Copy every line that holds "Land".

————————

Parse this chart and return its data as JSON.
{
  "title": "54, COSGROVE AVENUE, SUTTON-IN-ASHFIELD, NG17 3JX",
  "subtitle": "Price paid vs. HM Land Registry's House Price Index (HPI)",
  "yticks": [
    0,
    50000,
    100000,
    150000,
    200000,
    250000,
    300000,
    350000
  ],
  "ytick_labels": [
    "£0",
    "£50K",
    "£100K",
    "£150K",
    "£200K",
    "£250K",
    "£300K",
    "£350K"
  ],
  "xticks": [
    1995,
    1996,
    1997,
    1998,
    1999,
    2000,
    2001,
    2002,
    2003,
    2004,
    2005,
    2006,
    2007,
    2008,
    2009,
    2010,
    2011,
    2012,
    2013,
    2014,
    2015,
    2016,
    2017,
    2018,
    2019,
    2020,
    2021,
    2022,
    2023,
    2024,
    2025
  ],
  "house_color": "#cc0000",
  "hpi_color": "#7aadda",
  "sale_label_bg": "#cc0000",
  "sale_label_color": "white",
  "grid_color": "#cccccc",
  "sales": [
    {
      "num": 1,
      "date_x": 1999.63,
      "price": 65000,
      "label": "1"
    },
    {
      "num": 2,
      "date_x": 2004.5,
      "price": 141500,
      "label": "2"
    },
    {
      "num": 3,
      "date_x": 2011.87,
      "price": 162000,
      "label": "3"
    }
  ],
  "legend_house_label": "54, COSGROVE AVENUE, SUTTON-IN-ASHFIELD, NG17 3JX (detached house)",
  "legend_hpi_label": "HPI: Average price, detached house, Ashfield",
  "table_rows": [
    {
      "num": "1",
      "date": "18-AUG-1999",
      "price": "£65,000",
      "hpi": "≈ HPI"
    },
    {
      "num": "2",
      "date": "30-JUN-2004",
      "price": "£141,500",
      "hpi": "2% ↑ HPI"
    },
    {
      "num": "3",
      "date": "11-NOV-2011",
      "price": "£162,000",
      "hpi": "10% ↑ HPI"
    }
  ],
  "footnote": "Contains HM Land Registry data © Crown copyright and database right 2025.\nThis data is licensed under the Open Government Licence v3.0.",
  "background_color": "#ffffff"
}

————————

_Answer for this exercise_
  "subtitle": "Price paid vs. HM Land Registry's House Price Index (HPI)",
  "footnote": "Contains HM Land Registry data © Crown copyright and database right 2025.\nThis data is licensed under the Open Government Licence v3.0.",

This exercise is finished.